Material
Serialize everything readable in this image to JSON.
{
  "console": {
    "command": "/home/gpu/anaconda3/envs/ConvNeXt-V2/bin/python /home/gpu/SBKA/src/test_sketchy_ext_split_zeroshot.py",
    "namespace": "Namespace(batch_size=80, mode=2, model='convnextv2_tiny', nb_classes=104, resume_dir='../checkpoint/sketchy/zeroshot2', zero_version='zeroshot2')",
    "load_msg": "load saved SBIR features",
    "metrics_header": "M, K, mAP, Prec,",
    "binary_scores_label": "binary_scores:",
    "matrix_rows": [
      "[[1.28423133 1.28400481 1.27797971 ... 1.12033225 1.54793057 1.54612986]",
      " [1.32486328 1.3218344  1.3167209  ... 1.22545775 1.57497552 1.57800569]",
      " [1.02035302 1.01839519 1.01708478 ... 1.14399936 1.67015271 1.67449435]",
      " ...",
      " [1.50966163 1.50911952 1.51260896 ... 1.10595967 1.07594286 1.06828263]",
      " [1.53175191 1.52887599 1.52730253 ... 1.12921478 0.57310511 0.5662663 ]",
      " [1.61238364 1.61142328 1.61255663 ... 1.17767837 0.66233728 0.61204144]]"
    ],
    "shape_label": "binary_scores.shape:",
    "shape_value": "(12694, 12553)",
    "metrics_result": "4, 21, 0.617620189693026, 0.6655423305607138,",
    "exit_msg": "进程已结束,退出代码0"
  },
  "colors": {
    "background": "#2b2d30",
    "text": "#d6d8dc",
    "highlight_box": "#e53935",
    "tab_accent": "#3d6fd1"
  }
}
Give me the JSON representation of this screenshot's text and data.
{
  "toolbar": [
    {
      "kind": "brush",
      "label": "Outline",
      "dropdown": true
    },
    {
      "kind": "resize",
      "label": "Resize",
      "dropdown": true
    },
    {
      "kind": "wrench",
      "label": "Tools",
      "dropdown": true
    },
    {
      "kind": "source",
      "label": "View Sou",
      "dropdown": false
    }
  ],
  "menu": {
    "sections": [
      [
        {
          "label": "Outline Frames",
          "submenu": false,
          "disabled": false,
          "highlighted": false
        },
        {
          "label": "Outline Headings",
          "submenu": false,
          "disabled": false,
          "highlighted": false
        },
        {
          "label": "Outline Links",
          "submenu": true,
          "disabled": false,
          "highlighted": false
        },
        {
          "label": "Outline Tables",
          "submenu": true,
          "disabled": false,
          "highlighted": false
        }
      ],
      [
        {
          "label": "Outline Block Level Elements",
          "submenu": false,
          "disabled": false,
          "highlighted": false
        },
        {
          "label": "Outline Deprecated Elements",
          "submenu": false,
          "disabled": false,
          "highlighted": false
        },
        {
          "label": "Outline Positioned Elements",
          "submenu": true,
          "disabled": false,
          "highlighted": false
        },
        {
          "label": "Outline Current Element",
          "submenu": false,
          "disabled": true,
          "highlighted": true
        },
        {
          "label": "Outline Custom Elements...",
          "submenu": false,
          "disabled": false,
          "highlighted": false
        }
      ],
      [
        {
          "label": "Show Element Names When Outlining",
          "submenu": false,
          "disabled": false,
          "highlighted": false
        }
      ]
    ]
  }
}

Your objective
Write the material out again in its entirety, exactly as shown.

Answer below
Serialize everything readable in this image to JSON.
{
  "console": {
    "command": "/home/gpu/anaconda3/envs/ConvNeXt-V2/bin/python /home/gpu/SBKA/src/test_sketchy_ext_split_zeroshot.py",
    "namespace": "Namespace(batch_size=80, mode=2, model='convnextv2_tiny', nb_classes=104, resume_dir='../checkpoint/sketchy/zeroshot2', zero_version='zeroshot2')",
    "load_msg": "load saved SBIR features",
    "metrics_header": "M, K, mAP, Prec,",
    "binary_scores_label": "binary_scores:",
    "matrix_rows": [
      "[[1.28423133 1.28400481 1.27797971 ... 1.12033225 1.54793057 1.54612986]",
      " [1.32486328 1.3218344  1.3167209  ... 1.22545775 1.57497552 1.57800569]",
      " [1.02035302 1.01839519 1.01708478 ... 1.14399936 1.67015271 1.67449435]",
      " ...",
      " [1.50966163 1.50911952 1.51260896 ... 1.10595967 1.07594286 1.06828263]",
      " [1.53175191 1.52887599 1.52730253 ... 1.12921478 0.57310511 0.5662663 ]",
      " [1.61238364 1.61142328 1.61255663 ... 1.17767837 0.66233728 0.61204144]]"
    ],
    "shape_label": "binary_scores.shape:",
    "shape_value": "(12694, 12553)",
    "metrics_result": "4, 21, 0.617620189693026, 0.6655423305607138,",
    "exit_msg": "进程已结束,退出代码0"
  },
  "colors": {
    "background": "#2b2d30",
    "text": "#d6d8dc",
    "highlight_box": "#e53935",
    "tab_accent": "#3d6fd1"
  }
}
Give me the JSON representation of this screenshot's text and data.
{
  "toolbar": [
    {
      "kind": "brush",
      "label": "Outline",
      "dropdown": true
    },
    {
      "kind": "resize",
      "label": "Resize",
      "dropdown": true
    },
    {
      "kind": "wrench",
      "label": "Tools",
      "dropdown": true
    },
    {
      "kind": "source",
      "label": "View Sou",
      "dropdown": false
    }
  ],
  "menu": {
    "sections": [
      [
        {
          "label": "Outline Frames",
          "submenu": false,
          "disabled": false,
          "highlighted": false
        },
        {
          "label": "Outline Headings",
          "submenu": false,
          "disabled": false,
          "highlighted": false
        },
        {
          "label": "Outline Links",
          "submenu": true,
          "disabled": false,
          "highlighted": false
        },
        {
          "label": "Outline Tables",
          "submenu": true,
          "disabled": false,
          "highlighted": false
        }
      ],
      [
        {
          "label": "Outline Block Level Elements",
          "submenu": false,
          "disabled": false,
          "highlighted": false
        },
        {
          "label": "Outline Deprecated Elements",
          "submenu": false,
          "disabled": false,
          "highlighted": false
        },
        {
          "label": "Outline Positioned Elements",
          "submenu": true,
          "disabled": false,
          "highlighted": false
        },
        {
          "label": "Outline Current Element",
          "submenu": false,
          "disabled": true,
          "highlighted": true
        },
        {
          "label": "Outline Custom Elements...",
          "submenu": false,
          "disabled": false,
          "highlighted": false
        }
      ],
      [
        {
          "label": "Show Element Names When Outlining",
          "submenu": false,
          "disabled": false,
          "highlighted": false
        }
      ]
    ]
  }
}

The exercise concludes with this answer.